= WHAT TO DO =
Write out the material exactly, without any of its pictures.

= MATERIAL FOR THE TASK =
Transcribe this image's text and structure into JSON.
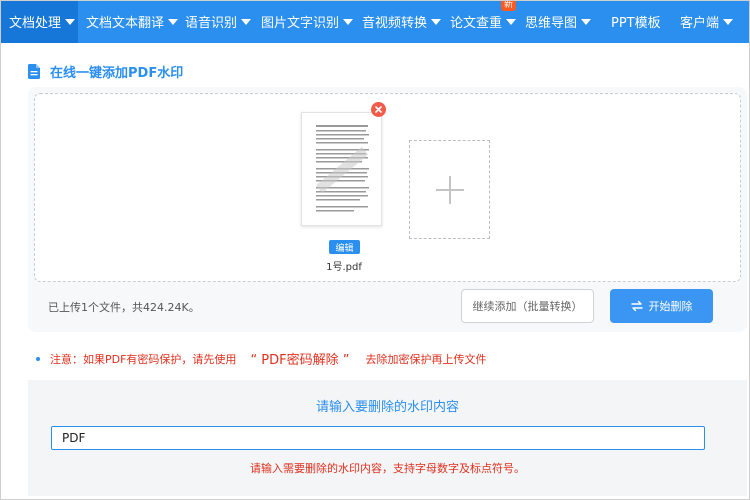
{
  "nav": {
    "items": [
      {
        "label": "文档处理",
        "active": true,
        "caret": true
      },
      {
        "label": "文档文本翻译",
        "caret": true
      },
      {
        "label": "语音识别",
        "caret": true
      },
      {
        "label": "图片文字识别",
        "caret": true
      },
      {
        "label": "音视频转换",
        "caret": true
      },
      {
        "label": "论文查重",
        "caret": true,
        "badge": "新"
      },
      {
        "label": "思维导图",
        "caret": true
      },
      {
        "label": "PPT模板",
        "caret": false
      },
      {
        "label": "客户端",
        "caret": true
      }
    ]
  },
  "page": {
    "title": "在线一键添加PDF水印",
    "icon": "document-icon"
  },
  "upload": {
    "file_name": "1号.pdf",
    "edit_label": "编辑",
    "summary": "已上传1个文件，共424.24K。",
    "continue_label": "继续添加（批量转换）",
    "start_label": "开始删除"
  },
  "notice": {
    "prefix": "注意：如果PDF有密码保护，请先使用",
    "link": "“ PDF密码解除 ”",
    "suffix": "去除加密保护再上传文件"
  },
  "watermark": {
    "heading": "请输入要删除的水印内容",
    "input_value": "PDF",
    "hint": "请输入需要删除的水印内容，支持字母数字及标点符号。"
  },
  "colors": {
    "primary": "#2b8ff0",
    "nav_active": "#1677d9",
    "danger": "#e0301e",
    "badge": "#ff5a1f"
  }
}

= OUTPUT OF THE TASK =
Transcribe this image's text and structure into JSON.
{
  "nav": {
    "items": [
      {
        "label": "文档处理",
        "active": true,
        "caret": true
      },
      {
        "label": "文档文本翻译",
        "caret": true
      },
      {
        "label": "语音识别",
        "caret": true
      },
      {
        "label": "图片文字识别",
        "caret": true
      },
      {
        "label": "音视频转换",
        "caret": true
      },
      {
        "label": "论文查重",
        "caret": true,
        "badge": "新"
      },
      {
        "label": "思维导图",
        "caret": true
      },
      {
        "label": "PPT模板",
        "caret": false
      },
      {
        "label": "客户端",
        "caret": true
      }
    ]
  },
  "page": {
    "title": "在线一键添加PDF水印",
    "icon": "document-icon"
  },
  "upload": {
    "file_name": "1号.pdf",
    "edit_label": "编辑",
    "summary": "已上传1个文件，共424.24K。",
    "continue_label": "继续添加（批量转换）",
    "start_label": "开始删除"
  },
  "notice": {
    "prefix": "注意：如果PDF有密码保护，请先使用",
    "link": "“ PDF密码解除 ”",
    "suffix": "去除加密保护再上传文件"
  },
  "watermark": {
    "heading": "请输入要删除的水印内容",
    "input_value": "PDF",
    "hint": "请输入需要删除的水印内容，支持字母数字及标点符号。"
  },
  "colors": {
    "primary": "#2b8ff0",
    "nav_active": "#1677d9",
    "danger": "#e0301e",
    "badge": "#ff5a1f"
  }
}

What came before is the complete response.